• **EXERCISE 1**: Reproduce word for word the passage of the essay on the IPCC's claimed scientific consensus, starting at "First of all, it" and ending at "do with it.".
• **EXERCISE 2**: Write the next part of the essay on the IPCC's claimed scientific consensus, picking up after its final sentence.

• **TEXT SEGMENT**:
───

First of all, it should be noted that scientific truth is determined by a rational relationship to physical reality, not by the number of people believing an idea is true. The ideas of Copernicus, Issac Newton and Einstein were true even when no one else thought so. That is the way science has always been, always will be. “Consensus,” which we hear so much about, has nothing to do with it.
Scientific support for human-caused global warming has always been unconvincing. It has varied from weak and inconclusive to nonexistent and even downright fraudulent (see my 3-part series “Global Warming, Global Myth” Parts 1 and 2, and Part 3. ) In the absence of convincing scientific evidence, proponents of global warming argue that the assertions of the IPCC (International Panel on Climate Change) are supported by a scientific consensus, as though that were validation.
Initially, the IPCC claimed a consensus of 2,500 scientists. Now one often hears that the IPCC's Fourth Assessment Report has been supported by 4,000 scientists. John McLean, an Australian climate analyst, says, “Perhaps the claim of 4,000 scientific experts supporting the IPCC is a popular but false interpretation of the IPCC's statements, but if that is the case then the IPCC's failure to correct that error only serves to tarnish its reputation even further.” He presents a scathing indictment in “The IPCC Can't Count its 'expert scientists': —author and reviewer numbers are wrong.”
For its latest report, the IPCC claims 2,500+ Scientific Expert Reviewers, 800+ Contributing Editors, and 450+ Lead authors. Those total 3,750. The IPCC report is a compilation of three Working Groups. An author who contributed to a chapter of one working group is counted again if he contributed to a chapter of another working group. And an author can also be a reviewer. That's another way the same person can be counted more than once. There were 383 individuals who acted as both authors and reviewers. After deducting the duplicate names, the total number of individuals involved drops to 2,890. McLean asks: “But did the 2890 individuals all support the IPCC's principal findings? There's really no proof that any more than about 2% explicitly did so.”
The IPCC sent a draft of its report for "formal review” to 2,400 individual experts as well as to the 193 member governments of the IPCC. Yet it received comments from only 243 reviewers. How can those who didn't respond be counted as supporting the report? McLean notes: “The lists of reviewers contain the names of many people who are known to be skeptical of the claim of a significant human influence on temperature, so any implication that they supported the IPCC's findings is totally without merit.”
Chapter 9, which attributed human significance to climate change, is the key chapter in the IPCC report. It had 53 authors but more than 40 were from a network of people who previously worked together. McLean writes: “In direct contradiction to the IPCC's statements that the team of authors should have a wide range of views and experiences...in many cases multiple authors were affiliated with the same establishment. In the latter case it was not uncommon for a contributing author to be a subordinate (academic or work) to an author higher in the authoring hierarchy.” (Could any subordinate be expected to disagree with his superior? And if he was likely to hold differing views, would he have been put on the team in the first place?) The second draft of chapter 9, the last opportunity for individuals to respond, resulted in comments from just 55 people and 7 governments. Of these 62, only 5 reviewers explicitly endorsed the overall chapter.

───

(Stored data entries)
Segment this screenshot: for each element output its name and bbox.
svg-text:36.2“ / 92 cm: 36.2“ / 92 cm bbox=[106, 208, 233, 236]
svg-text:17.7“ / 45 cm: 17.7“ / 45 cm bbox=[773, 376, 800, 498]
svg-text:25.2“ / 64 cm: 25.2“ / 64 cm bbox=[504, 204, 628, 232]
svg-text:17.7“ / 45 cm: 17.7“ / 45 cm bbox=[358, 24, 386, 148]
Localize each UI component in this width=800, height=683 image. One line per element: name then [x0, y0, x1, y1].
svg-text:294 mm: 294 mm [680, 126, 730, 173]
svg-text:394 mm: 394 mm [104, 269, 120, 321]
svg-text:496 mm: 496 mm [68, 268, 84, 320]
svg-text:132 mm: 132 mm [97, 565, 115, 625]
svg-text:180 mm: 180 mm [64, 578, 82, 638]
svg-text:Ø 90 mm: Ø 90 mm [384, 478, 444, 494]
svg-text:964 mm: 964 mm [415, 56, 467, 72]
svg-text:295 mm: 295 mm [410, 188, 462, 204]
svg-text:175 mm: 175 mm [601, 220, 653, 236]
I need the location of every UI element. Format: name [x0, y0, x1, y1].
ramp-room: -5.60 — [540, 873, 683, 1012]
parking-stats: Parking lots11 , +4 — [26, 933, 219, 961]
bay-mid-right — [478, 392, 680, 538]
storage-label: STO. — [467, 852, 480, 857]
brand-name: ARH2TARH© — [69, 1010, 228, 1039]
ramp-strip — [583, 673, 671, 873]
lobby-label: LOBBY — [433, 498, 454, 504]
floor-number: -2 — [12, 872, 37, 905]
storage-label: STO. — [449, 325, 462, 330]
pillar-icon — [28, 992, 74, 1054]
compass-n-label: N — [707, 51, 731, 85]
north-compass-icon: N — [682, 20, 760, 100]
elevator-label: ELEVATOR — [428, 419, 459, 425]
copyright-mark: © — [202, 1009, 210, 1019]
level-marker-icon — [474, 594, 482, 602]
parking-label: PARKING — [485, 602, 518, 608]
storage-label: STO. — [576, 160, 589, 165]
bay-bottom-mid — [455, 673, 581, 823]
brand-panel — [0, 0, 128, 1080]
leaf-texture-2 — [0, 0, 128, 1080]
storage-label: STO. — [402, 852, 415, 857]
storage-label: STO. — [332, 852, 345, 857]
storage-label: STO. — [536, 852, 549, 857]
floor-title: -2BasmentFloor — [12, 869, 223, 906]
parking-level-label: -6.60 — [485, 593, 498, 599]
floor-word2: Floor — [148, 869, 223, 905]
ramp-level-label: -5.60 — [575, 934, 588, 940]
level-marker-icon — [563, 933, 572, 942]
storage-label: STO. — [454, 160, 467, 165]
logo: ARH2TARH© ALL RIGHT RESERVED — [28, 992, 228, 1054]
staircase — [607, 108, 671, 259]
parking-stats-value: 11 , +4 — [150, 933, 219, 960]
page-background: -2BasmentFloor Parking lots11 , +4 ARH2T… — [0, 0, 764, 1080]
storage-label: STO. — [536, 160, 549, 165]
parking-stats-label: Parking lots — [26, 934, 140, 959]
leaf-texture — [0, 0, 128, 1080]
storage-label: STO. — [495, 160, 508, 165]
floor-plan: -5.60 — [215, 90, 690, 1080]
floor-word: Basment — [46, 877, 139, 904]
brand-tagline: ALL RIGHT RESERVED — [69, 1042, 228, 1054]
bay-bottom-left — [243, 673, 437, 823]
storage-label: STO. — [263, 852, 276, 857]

───

• **FINAL ANSWER 1**:
First of all, it should be noted that scientific truth is determined by a rational relationship to physical reality, not by the number of people believing an idea is true. The ideas of Copernicus, Issac Newton and Einstein were true even when no one else thought so. That is the way science has always been, always will be. “Consensus,” which we hear so much about, has nothing to do with it.

• **FINAL ANSWER 2**:
Many of the reviewers and authors also had a vested interest in the IPCC report. Many were from universities who might receive funding for global warming research, and government officials were obviously not going to go against their governments' policies. Many reviewers and authors were from commercial organizations that could benefit from the IPCC report, such as renewable energy companies, or those dealing with the sequestration of carbon dioxide. Seven organizations had links to the European Emissions Trading Scheme. Eco-political extremist groups also stand to benefit from financial grants by governments and foundations. The IPCC apparently thought it unnecessary to mention the conflict of interest by authors and reviewers who could benefit from its report. By including these self-interested or biased individuals, “the IPCC may have boosted the number of probably favorable reviewers but it seriously undermined the credibility of the review process and of all of the 'expert scientific reviewers,'" says McLean.
He concludes: “The evidence shows that the claim of '4000 scientific experts supported the IPCC's claims' is dishonest in almost every word. There were not 4000 people, but just under 2900; they were not all scientists; and it seems that they were not all experts [italics McLean]. There is only evidence that about 60 people explicitly supported the claim, although that might not mean much given the vested interests and lack of impartiality of many authors and reviewers.”
For the complete 3,000-word report by McLean, go to http://mclean.ch/climate/docs/IPCC_numbers.pdf
In previous posts we have mentioned the Petition Project against global warming, led by Dr. Arthur Robinson, President of the Oregon Institute of Science and Medicine, and Dr. Frederick Seitz, past president of both the National Academy of Sciences and the American Physical Society. Their petition was necessary not to prove the scientific validity of their position, which of course it does not do, but to debunk the claim of the global warming advocates on their own terms. The anti-global warming petition was signed by over 31,000 scientists, over 9,000 of whom have Ph.D.s.